# Dataset items:

------------------------

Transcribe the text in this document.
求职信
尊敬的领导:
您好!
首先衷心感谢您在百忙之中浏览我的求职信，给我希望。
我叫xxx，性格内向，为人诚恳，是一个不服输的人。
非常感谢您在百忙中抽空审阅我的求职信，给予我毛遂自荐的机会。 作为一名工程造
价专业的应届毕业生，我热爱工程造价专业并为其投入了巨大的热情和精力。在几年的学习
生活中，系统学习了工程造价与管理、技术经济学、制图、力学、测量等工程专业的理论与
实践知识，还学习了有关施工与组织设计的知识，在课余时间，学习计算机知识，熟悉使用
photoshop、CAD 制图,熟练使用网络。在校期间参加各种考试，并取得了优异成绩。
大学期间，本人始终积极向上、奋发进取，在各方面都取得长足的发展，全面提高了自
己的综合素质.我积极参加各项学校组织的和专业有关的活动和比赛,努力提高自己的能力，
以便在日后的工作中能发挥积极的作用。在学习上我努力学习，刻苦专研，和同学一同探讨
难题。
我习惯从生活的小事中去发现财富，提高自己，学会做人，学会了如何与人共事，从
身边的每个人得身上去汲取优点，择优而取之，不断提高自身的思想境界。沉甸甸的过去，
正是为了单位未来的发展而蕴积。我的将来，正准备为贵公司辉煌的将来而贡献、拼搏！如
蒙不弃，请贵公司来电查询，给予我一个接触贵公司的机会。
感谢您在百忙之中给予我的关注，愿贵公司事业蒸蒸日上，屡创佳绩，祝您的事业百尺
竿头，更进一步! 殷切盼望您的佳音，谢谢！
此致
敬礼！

------------------------

Faithfully reproduce all of the records, character for character.

# FINISHED TASK:
Transcribe the text in this document.
求职信
尊敬的领导:
您好!
首先衷心感谢您在百忙之中浏览我的求职信，给我希望。
我叫xxx，性格内向，为人诚恳，是一个不服输的人。
非常感谢您在百忙中抽空审阅我的求职信，给予我毛遂自荐的机会。 作为一名工程造
价专业的应届毕业生，我热爱工程造价专业并为其投入了巨大的热情和精力。在几年的学习
生活中，系统学习了工程造价与管理、技术经济学、制图、力学、测量等工程专业的理论与
实践知识，还学习了有关施工与组织设计的知识，在课余时间，学习计算机知识，熟悉使用
photoshop、CAD 制图,熟练使用网络。在校期间参加各种考试，并取得了优异成绩。
大学期间，本人始终积极向上、奋发进取，在各方面都取得长足的发展，全面提高了自
己的综合素质.我积极参加各项学校组织的和专业有关的活动和比赛,努力提高自己的能力，
以便在日后的工作中能发挥积极的作用。在学习上我努力学习，刻苦专研，和同学一同探讨
难题。
我习惯从生活的小事中去发现财富，提高自己，学会做人，学会了如何与人共事，从
身边的每个人得身上去汲取优点，择优而取之，不断提高自身的思想境界。沉甸甸的过去，
正是为了单位未来的发展而蕴积。我的将来，正准备为贵公司辉煌的将来而贡献、拼搏！如
蒙不弃，请贵公司来电查询，给予我一个接触贵公司的机会。
感谢您在百忙之中给予我的关注，愿贵公司事业蒸蒸日上，屡创佳绩，祝您的事业百尺
竿头，更进一步! 殷切盼望您的佳音，谢谢！
此致
敬礼！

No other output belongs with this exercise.